[Tujuan] Sambung teks tentang serangan militer Belanda ke wilayah Indonesia, mulai tepat setelah kalimat terakhir yang ditampilkan.

::: Teks yang Ditampilkan :::

Dengan kekuatan sekitar 125.000 orang , Belanda menyerbu ke wilayah Indonesia, pasukan mereka terdiri dari 110.000 KL (Koninklijke Leger), 12.000 KM ( Koninklijke Marinier), dan sisanya adalah pasukan KNIL (Koninklijke Nederlands Indische Leger), pasukan ini terbagi dalam 3 Kelompok dan 19 Batalyon.

Komando tertinggi Belanda pada agresi ini adalah Letnan Jenderal Simon H. Spoor, pihak Belanda sendiri tidak menganggap serangannya ke wilayah Indonesia sebagai agresi militer tapi hanya sebatas aksi polisionil pada sasaran yang sifatnya ekonomis sehingga mereka menamakan operasinya dengan nama “Operasi Produk”, dari beberapa divisi dan brigade Belanda yang disebar ke seluruh wilayah Nusantara, untuk merebut Jawa Belanda menempatkan Divisi A. Dibawah pimpinan Mayor Jenderal M.R. De Bruyne. Sementara Semarang berada dibawah pengawasan Brigade T ( Tijger, dalam bahasa Indonesia artinya Harimau-red) pimpinan Kolonel Johann Van Langen.

::: Informasi yang Diberikan :::

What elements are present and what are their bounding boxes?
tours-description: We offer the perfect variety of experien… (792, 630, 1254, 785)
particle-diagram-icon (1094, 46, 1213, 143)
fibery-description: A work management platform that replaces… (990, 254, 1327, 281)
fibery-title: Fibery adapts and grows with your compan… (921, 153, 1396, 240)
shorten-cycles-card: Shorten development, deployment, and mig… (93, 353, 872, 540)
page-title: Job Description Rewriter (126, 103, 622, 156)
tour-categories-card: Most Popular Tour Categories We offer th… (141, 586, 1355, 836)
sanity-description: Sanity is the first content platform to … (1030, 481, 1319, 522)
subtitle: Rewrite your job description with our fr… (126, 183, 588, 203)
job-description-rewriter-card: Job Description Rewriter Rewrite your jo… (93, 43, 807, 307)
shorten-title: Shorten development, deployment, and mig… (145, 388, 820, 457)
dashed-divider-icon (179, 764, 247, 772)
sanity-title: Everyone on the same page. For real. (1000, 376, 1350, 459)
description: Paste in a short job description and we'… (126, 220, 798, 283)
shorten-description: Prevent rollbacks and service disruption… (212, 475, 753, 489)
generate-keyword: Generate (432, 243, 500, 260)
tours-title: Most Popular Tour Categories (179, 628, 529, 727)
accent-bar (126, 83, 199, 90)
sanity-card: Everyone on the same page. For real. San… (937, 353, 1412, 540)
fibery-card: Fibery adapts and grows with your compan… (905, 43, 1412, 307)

:::

[Jawaban Benar]
Pihak Republik Indonesia tentu tidak tinggal diam menghadapi tantangan Belanda ini, Panglima Besar Jenderal Sudirman dan Kepala Staf Jenderal Oerip Sumohardjo sebagai pimpinan TNI dimana Istilah TNI ini resmi sejak tanggal 5 Mei 1947 mempersiapkan perang gerilya.

Jawa Tengah sebagai Jantung pulau Jawa dipertahankan oleh 3 Divisi yaitu Divisi II Gunung jati dipimpin Mayjend Gatot Soebroto dengan wilayahnya yaitu Cirebon, Tegal dan Banyumas, Divisi III dipimpin Mayjend Raden Susalit berwilayah di Pekalongan, Kedu, Yogyakarta, Pemalang dan Kendal serta Divisi IV Panembahan Senopati dipimpin Mayjend Sutarto bertugas mengawal Semarang, Solo dan Pacitan.

Uniknya sejarah pemerintahan Sipil Kendal ternyata seiring dengan Sejarah Kemiliteran di daerah ini, ketika Belanda menduduki pusat pemerintahan sipil Kendal, sang Bupati yaitu Sukarmo tercatat dalam berbagai buku sejarah turut serta maju ke garis depan pertempuran bersama TNI sementara roda pemerintahan dipegang oleh Patih nya yaitu Kartowikromo.

.Rute Pendudukan Belanda atas wilayah Kendal

1.Belanda Menduduki kaliwungu .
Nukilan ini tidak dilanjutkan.